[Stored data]
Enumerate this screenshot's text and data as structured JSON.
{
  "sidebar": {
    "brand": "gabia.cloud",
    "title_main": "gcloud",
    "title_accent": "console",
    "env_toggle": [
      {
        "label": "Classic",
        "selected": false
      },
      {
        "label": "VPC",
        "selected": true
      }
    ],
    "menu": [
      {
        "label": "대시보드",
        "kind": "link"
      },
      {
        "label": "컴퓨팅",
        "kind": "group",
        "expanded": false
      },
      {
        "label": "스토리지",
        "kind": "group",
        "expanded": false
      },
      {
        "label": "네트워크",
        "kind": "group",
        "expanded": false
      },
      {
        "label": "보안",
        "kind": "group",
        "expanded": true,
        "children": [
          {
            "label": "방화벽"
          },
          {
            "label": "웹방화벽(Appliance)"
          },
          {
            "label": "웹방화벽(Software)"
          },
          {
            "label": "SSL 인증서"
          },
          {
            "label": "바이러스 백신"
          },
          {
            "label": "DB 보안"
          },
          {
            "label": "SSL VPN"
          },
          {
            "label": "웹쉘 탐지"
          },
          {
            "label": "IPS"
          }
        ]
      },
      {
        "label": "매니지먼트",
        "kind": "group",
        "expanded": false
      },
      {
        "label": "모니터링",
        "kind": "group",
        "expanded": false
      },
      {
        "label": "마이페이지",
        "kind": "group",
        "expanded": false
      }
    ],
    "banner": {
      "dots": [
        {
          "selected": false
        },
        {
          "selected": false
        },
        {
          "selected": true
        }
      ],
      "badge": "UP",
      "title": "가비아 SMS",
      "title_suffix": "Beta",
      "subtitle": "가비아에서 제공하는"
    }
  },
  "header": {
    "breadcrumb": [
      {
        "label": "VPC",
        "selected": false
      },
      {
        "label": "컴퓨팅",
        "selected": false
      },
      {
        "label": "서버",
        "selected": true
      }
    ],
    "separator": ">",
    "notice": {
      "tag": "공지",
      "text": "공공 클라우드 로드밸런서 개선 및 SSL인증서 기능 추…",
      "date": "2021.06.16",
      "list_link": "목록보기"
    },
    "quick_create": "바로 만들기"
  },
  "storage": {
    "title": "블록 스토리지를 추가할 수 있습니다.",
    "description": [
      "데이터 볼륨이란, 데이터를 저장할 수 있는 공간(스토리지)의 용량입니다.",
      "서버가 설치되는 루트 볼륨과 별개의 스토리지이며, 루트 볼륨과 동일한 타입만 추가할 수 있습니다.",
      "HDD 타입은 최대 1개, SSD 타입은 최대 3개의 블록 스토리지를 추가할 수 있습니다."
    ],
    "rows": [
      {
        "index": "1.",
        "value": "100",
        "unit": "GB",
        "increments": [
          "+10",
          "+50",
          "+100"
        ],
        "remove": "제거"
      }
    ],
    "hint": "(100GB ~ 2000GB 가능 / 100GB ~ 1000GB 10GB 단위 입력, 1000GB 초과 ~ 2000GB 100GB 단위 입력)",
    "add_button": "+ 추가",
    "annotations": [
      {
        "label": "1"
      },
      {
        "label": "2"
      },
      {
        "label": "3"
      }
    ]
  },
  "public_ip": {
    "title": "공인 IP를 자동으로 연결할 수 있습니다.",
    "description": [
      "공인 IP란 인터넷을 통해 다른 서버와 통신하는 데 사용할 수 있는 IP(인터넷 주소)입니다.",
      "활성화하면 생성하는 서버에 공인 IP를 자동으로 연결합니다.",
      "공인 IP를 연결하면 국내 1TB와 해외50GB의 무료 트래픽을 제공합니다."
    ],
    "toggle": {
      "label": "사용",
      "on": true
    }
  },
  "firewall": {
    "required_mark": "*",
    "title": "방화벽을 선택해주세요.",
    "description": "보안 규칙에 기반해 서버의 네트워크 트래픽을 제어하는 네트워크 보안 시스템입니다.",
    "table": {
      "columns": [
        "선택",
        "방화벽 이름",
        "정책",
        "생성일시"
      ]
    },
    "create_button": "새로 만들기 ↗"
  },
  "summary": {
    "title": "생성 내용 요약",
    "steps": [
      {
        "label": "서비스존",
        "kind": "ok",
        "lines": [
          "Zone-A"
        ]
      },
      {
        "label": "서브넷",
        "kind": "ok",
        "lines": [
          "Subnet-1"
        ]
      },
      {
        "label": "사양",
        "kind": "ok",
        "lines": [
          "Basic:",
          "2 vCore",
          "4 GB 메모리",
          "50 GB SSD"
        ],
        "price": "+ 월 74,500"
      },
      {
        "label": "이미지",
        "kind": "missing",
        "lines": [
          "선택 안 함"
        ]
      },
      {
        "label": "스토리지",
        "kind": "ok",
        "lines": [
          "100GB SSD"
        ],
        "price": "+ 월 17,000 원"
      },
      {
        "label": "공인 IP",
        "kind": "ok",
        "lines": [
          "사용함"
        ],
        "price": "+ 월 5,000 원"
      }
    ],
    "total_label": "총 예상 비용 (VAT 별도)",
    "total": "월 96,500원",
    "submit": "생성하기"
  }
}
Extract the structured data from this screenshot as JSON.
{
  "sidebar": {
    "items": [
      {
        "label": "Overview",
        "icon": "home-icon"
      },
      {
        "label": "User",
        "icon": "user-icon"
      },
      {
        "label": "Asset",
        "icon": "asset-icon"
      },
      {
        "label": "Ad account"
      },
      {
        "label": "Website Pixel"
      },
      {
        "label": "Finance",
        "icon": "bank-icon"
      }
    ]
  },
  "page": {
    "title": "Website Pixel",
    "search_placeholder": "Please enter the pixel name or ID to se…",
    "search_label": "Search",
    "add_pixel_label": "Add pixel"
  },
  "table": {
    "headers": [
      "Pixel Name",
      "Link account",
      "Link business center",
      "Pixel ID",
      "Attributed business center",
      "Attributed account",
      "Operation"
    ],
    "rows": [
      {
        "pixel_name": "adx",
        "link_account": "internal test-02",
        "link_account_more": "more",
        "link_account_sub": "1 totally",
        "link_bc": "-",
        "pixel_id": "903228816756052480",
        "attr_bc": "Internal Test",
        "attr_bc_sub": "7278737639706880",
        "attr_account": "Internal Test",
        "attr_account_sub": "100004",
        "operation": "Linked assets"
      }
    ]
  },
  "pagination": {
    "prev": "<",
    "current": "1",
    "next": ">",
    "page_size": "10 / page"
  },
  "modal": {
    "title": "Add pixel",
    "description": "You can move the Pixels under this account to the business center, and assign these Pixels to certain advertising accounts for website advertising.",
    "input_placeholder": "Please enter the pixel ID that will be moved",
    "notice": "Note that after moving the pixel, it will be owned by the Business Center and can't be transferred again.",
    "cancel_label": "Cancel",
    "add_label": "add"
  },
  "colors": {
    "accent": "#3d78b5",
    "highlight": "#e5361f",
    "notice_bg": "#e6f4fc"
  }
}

EXERCISE PROMPT -
Each line of the material should be echoed exactly.

THE SOLUTION -
Enumerate this screenshot's text and data as structured JSON.
{
  "sidebar": {
    "brand": "gabia.cloud",
    "title_main": "gcloud",
    "title_accent": "console",
    "env_toggle": [
      {
        "label": "Classic",
        "selected": false
      },
      {
        "label": "VPC",
        "selected": true
      }
    ],
    "menu": [
      {
        "label": "대시보드",
        "kind": "link"
      },
      {
        "label": "컴퓨팅",
        "kind": "group",
        "expanded": false
      },
      {
        "label": "스토리지",
        "kind": "group",
        "expanded": false
      },
      {
        "label": "네트워크",
        "kind": "group",
        "expanded": false
      },
      {
        "label": "보안",
        "kind": "group",
        "expanded": true,
        "children": [
          {
            "label": "방화벽"
          },
          {
            "label": "웹방화벽(Appliance)"
          },
          {
            "label": "웹방화벽(Software)"
          },
          {
            "label": "SSL 인증서"
          },
          {
            "label": "바이러스 백신"
          },
          {
            "label": "DB 보안"
          },
          {
            "label": "SSL VPN"
          },
          {
            "label": "웹쉘 탐지"
          },
          {
            "label": "IPS"
          }
        ]
      },
      {
        "label": "매니지먼트",
        "kind": "group",
        "expanded": false
      },
      {
        "label": "모니터링",
        "kind": "group",
        "expanded": false
      },
      {
        "label": "마이페이지",
        "kind": "group",
        "expanded": false
      }
    ],
    "banner": {
      "dots": [
        {
          "selected": false
        },
        {
          "selected": false
        },
        {
          "selected": true
        }
      ],
      "badge": "UP",
      "title": "가비아 SMS",
      "title_suffix": "Beta",
      "subtitle": "가비아에서 제공하는"
    }
  },
  "header": {
    "breadcrumb": [
      {
        "label": "VPC",
        "selected": false
      },
      {
        "label": "컴퓨팅",
        "selected": false
      },
      {
        "label": "서버",
        "selected": true
      }
    ],
    "separator": ">",
    "notice": {
      "tag": "공지",
      "text": "공공 클라우드 로드밸런서 개선 및 SSL인증서 기능 추…",
      "date": "2021.06.16",
      "list_link": "목록보기"
    },
    "quick_create": "바로 만들기"
  },
  "storage": {
    "title": "블록 스토리지를 추가할 수 있습니다.",
    "description": [
      "데이터 볼륨이란, 데이터를 저장할 수 있는 공간(스토리지)의 용량입니다.",
      "서버가 설치되는 루트 볼륨과 별개의 스토리지이며, 루트 볼륨과 동일한 타입만 추가할 수 있습니다.",
      "HDD 타입은 최대 1개, SSD 타입은 최대 3개의 블록 스토리지를 추가할 수 있습니다."
    ],
    "rows": [
      {
        "index": "1.",
        "value": "100",
        "unit": "GB",
        "increments": [
          "+10",
          "+50",
          "+100"
        ],
        "remove": "제거"
      }
    ],
    "hint": "(100GB ~ 2000GB 가능 / 100GB ~ 1000GB 10GB 단위 입력, 1000GB 초과 ~ 2000GB 100GB 단위 입력)",
    "add_button": "+ 추가",
    "annotations": [
      {
        "label": "1"
      },
      {
        "label": "2"
      },
      {
        "label": "3"
      }
    ]
  },
  "public_ip": {
    "title": "공인 IP를 자동으로 연결할 수 있습니다.",
    "description": [
      "공인 IP란 인터넷을 통해 다른 서버와 통신하는 데 사용할 수 있는 IP(인터넷 주소)입니다.",
      "활성화하면 생성하는 서버에 공인 IP를 자동으로 연결합니다.",
      "공인 IP를 연결하면 국내 1TB와 해외50GB의 무료 트래픽을 제공합니다."
    ],
    "toggle": {
      "label": "사용",
      "on": true
    }
  },
  "firewall": {
    "required_mark": "*",
    "title": "방화벽을 선택해주세요.",
    "description": "보안 규칙에 기반해 서버의 네트워크 트래픽을 제어하는 네트워크 보안 시스템입니다.",
    "table": {
      "columns": [
        "선택",
        "방화벽 이름",
        "정책",
        "생성일시"
      ]
    },
    "create_button": "새로 만들기 ↗"
  },
  "summary": {
    "title": "생성 내용 요약",
    "steps": [
      {
        "label": "서비스존",
        "kind": "ok",
        "lines": [
          "Zone-A"
        ]
      },
      {
        "label": "서브넷",
        "kind": "ok",
        "lines": [
          "Subnet-1"
        ]
      },
      {
        "label": "사양",
        "kind": "ok",
        "lines": [
          "Basic:",
          "2 vCore",
          "4 GB 메모리",
          "50 GB SSD"
        ],
        "price": "+ 월 74,500"
      },
      {
        "label": "이미지",
        "kind": "missing",
        "lines": [
          "선택 안 함"
        ]
      },
      {
        "label": "스토리지",
        "kind": "ok",
        "lines": [
          "100GB SSD"
        ],
        "price": "+ 월 17,000 원"
      },
      {
        "label": "공인 IP",
        "kind": "ok",
        "lines": [
          "사용함"
        ],
        "price": "+ 월 5,000 원"
      }
    ],
    "total_label": "총 예상 비용 (VAT 별도)",
    "total": "월 96,500원",
    "submit": "생성하기"
  }
}
Extract the structured data from this screenshot as JSON.
{
  "sidebar": {
    "items": [
      {
        "label": "Overview",
        "icon": "home-icon"
      },
      {
        "label": "User",
        "icon": "user-icon"
      },
      {
        "label": "Asset",
        "icon": "asset-icon"
      },
      {
        "label": "Ad account"
      },
      {
        "label": "Website Pixel"
      },
      {
        "label": "Finance",
        "icon": "bank-icon"
      }
    ]
  },
  "page": {
    "title": "Website Pixel",
    "search_placeholder": "Please enter the pixel name or ID to se…",
    "search_label": "Search",
    "add_pixel_label": "Add pixel"
  },
  "table": {
    "headers": [
      "Pixel Name",
      "Link account",
      "Link business center",
      "Pixel ID",
      "Attributed business center",
      "Attributed account",
      "Operation"
    ],
    "rows": [
      {
        "pixel_name": "adx",
        "link_account": "internal test-02",
        "link_account_more": "more",
        "link_account_sub": "1 totally",
        "link_bc": "-",
        "pixel_id": "903228816756052480",
        "attr_bc": "Internal Test",
        "attr_bc_sub": "7278737639706880",
        "attr_account": "Internal Test",
        "attr_account_sub": "100004",
        "operation": "Linked assets"
      }
    ]
  },
  "pagination": {
    "prev": "<",
    "current": "1",
    "next": ">",
    "page_size": "10 / page"
  },
  "modal": {
    "title": "Add pixel",
    "description": "You can move the Pixels under this account to the business center, and assign these Pixels to certain advertising accounts for website advertising.",
    "input_placeholder": "Please enter the pixel ID that will be moved",
    "notice": "Note that after moving the pixel, it will be owned by the Business Center and can't be transferred again.",
    "cancel_label": "Cancel",
    "add_label": "add"
  },
  "colors": {
    "accent": "#3d78b5",
    "highlight": "#e5361f",
    "notice_bg": "#e6f4fc"
  }
}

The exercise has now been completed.